Dataset entries on figures

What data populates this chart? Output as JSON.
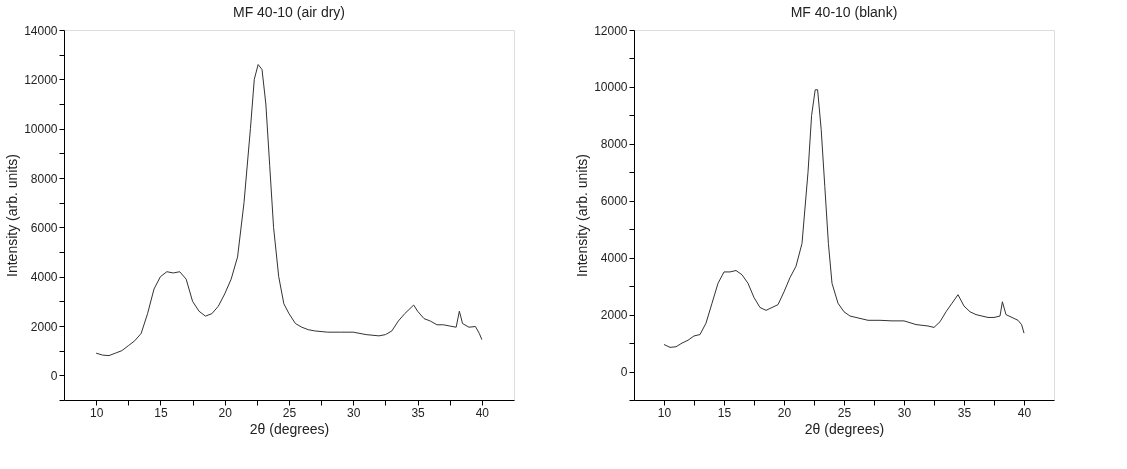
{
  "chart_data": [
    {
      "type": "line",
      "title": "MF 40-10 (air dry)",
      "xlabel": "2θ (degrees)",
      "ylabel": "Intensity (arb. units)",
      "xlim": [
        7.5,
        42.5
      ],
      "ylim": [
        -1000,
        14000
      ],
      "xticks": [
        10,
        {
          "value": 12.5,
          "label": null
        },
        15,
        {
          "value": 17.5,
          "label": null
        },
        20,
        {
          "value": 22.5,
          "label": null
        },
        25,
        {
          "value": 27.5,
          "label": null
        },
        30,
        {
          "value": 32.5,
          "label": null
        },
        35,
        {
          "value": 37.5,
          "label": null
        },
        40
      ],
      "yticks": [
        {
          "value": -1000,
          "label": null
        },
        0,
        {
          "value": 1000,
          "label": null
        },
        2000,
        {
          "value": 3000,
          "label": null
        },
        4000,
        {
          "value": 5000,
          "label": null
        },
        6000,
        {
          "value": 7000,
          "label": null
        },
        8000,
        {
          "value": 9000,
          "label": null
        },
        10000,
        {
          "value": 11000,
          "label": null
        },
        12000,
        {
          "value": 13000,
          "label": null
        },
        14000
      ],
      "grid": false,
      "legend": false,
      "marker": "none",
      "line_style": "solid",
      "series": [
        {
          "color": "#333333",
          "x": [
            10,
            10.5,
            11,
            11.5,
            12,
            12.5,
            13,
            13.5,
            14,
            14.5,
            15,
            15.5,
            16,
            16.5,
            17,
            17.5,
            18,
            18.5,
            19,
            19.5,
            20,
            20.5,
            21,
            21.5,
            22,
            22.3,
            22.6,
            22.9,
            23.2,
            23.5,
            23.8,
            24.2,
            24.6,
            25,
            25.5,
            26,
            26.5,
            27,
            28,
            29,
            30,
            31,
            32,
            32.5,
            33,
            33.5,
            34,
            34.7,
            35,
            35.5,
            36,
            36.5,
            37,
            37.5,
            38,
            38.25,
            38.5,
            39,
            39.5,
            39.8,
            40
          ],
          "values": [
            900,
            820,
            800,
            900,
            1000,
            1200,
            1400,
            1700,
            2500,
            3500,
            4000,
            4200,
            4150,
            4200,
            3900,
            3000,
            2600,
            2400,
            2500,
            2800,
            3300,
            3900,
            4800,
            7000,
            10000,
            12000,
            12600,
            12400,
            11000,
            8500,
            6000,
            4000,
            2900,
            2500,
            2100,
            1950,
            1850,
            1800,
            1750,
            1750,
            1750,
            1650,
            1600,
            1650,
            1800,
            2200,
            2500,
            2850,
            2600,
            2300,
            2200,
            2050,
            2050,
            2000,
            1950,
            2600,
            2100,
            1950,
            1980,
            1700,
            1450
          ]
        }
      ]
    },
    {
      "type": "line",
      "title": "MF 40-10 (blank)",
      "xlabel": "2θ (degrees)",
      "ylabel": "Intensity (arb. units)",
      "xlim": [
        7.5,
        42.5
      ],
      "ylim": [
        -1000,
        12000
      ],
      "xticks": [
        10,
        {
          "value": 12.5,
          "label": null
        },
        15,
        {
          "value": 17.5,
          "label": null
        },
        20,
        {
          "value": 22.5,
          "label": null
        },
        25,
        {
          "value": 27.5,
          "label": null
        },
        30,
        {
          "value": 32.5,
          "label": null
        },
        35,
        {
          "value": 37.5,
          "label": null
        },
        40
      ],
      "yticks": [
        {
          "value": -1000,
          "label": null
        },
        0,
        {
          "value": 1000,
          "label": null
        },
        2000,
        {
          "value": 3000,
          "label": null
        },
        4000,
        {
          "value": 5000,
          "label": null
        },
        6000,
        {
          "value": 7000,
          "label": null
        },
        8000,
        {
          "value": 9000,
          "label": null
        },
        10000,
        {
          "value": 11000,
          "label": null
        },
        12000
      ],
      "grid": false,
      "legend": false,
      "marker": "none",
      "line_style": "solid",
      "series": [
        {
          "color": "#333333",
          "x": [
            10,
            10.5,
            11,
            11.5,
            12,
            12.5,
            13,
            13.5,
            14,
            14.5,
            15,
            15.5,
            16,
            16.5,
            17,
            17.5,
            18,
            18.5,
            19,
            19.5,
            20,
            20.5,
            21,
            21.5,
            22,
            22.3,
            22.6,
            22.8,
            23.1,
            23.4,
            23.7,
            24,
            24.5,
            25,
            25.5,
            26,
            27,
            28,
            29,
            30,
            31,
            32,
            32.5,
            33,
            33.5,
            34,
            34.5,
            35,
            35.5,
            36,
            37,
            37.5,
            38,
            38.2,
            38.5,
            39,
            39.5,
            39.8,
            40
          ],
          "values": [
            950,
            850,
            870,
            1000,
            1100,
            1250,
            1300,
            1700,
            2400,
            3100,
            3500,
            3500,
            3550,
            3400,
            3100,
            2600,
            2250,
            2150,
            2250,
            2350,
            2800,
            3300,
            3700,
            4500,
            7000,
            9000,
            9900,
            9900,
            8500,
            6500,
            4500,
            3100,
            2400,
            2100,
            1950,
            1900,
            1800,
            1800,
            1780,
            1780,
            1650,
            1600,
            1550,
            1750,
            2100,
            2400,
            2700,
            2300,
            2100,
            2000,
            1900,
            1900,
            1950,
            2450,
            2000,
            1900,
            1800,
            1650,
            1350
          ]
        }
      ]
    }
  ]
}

» Directions: Copy out all of the material exactly as written, without its pictures.

» Exercise solution:
What data populates this chart? Output as JSON.
{
  "chart_data": [
    {
      "type": "line",
      "title": "MF 40-10 (air dry)",
      "xlabel": "2θ (degrees)",
      "ylabel": "Intensity (arb. units)",
      "xlim": [
        7.5,
        42.5
      ],
      "ylim": [
        -1000,
        14000
      ],
      "xticks": [
        10,
        {
          "value": 12.5,
          "label": null
        },
        15,
        {
          "value": 17.5,
          "label": null
        },
        20,
        {
          "value": 22.5,
          "label": null
        },
        25,
        {
          "value": 27.5,
          "label": null
        },
        30,
        {
          "value": 32.5,
          "label": null
        },
        35,
        {
          "value": 37.5,
          "label": null
        },
        40
      ],
      "yticks": [
        {
          "value": -1000,
          "label": null
        },
        0,
        {
          "value": 1000,
          "label": null
        },
        2000,
        {
          "value": 3000,
          "label": null
        },
        4000,
        {
          "value": 5000,
          "label": null
        },
        6000,
        {
          "value": 7000,
          "label": null
        },
        8000,
        {
          "value": 9000,
          "label": null
        },
        10000,
        {
          "value": 11000,
          "label": null
        },
        12000,
        {
          "value": 13000,
          "label": null
        },
        14000
      ],
      "grid": false,
      "legend": false,
      "marker": "none",
      "line_style": "solid",
      "series": [
        {
          "color": "#333333",
          "x": [
            10,
            10.5,
            11,
            11.5,
            12,
            12.5,
            13,
            13.5,
            14,
            14.5,
            15,
            15.5,
            16,
            16.5,
            17,
            17.5,
            18,
            18.5,
            19,
            19.5,
            20,
            20.5,
            21,
            21.5,
            22,
            22.3,
            22.6,
            22.9,
            23.2,
            23.5,
            23.8,
            24.2,
            24.6,
            25,
            25.5,
            26,
            26.5,
            27,
            28,
            29,
            30,
            31,
            32,
            32.5,
            33,
            33.5,
            34,
            34.7,
            35,
            35.5,
            36,
            36.5,
            37,
            37.5,
            38,
            38.25,
            38.5,
            39,
            39.5,
            39.8,
            40
          ],
          "values": [
            900,
            820,
            800,
            900,
            1000,
            1200,
            1400,
            1700,
            2500,
            3500,
            4000,
            4200,
            4150,
            4200,
            3900,
            3000,
            2600,
            2400,
            2500,
            2800,
            3300,
            3900,
            4800,
            7000,
            10000,
            12000,
            12600,
            12400,
            11000,
            8500,
            6000,
            4000,
            2900,
            2500,
            2100,
            1950,
            1850,
            1800,
            1750,
            1750,
            1750,
            1650,
            1600,
            1650,
            1800,
            2200,
            2500,
            2850,
            2600,
            2300,
            2200,
            2050,
            2050,
            2000,
            1950,
            2600,
            2100,
            1950,
            1980,
            1700,
            1450
          ]
        }
      ]
    },
    {
      "type": "line",
      "title": "MF 40-10 (blank)",
      "xlabel": "2θ (degrees)",
      "ylabel": "Intensity (arb. units)",
      "xlim": [
        7.5,
        42.5
      ],
      "ylim": [
        -1000,
        12000
      ],
      "xticks": [
        10,
        {
          "value": 12.5,
          "label": null
        },
        15,
        {
          "value": 17.5,
          "label": null
        },
        20,
        {
          "value": 22.5,
          "label": null
        },
        25,
        {
          "value": 27.5,
          "label": null
        },
        30,
        {
          "value": 32.5,
          "label": null
        },
        35,
        {
          "value": 37.5,
          "label": null
        },
        40
      ],
      "yticks": [
        {
          "value": -1000,
          "label": null
        },
        0,
        {
          "value": 1000,
          "label": null
        },
        2000,
        {
          "value": 3000,
          "label": null
        },
        4000,
        {
          "value": 5000,
          "label": null
        },
        6000,
        {
          "value": 7000,
          "label": null
        },
        8000,
        {
          "value": 9000,
          "label": null
        },
        10000,
        {
          "value": 11000,
          "label": null
        },
        12000
      ],
      "grid": false,
      "legend": false,
      "marker": "none",
      "line_style": "solid",
      "series": [
        {
          "color": "#333333",
          "x": [
            10,
            10.5,
            11,
            11.5,
            12,
            12.5,
            13,
            13.5,
            14,
            14.5,
            15,
            15.5,
            16,
            16.5,
            17,
            17.5,
            18,
            18.5,
            19,
            19.5,
            20,
            20.5,
            21,
            21.5,
            22,
            22.3,
            22.6,
            22.8,
            23.1,
            23.4,
            23.7,
            24,
            24.5,
            25,
            25.5,
            26,
            27,
            28,
            29,
            30,
            31,
            32,
            32.5,
            33,
            33.5,
            34,
            34.5,
            35,
            35.5,
            36,
            37,
            37.5,
            38,
            38.2,
            38.5,
            39,
            39.5,
            39.8,
            40
          ],
          "values": [
            950,
            850,
            870,
            1000,
            1100,
            1250,
            1300,
            1700,
            2400,
            3100,
            3500,
            3500,
            3550,
            3400,
            3100,
            2600,
            2250,
            2150,
            2250,
            2350,
            2800,
            3300,
            3700,
            4500,
            7000,
            9000,
            9900,
            9900,
            8500,
            6500,
            4500,
            3100,
            2400,
            2100,
            1950,
            1900,
            1800,
            1800,
            1780,
            1780,
            1650,
            1600,
            1550,
            1750,
            2100,
            2400,
            2700,
            2300,
            2100,
            2000,
            1900,
            1900,
            1950,
            2450,
            2000,
            1900,
            1800,
            1650,
            1350
          ]
        }
      ]
    }
  ]
}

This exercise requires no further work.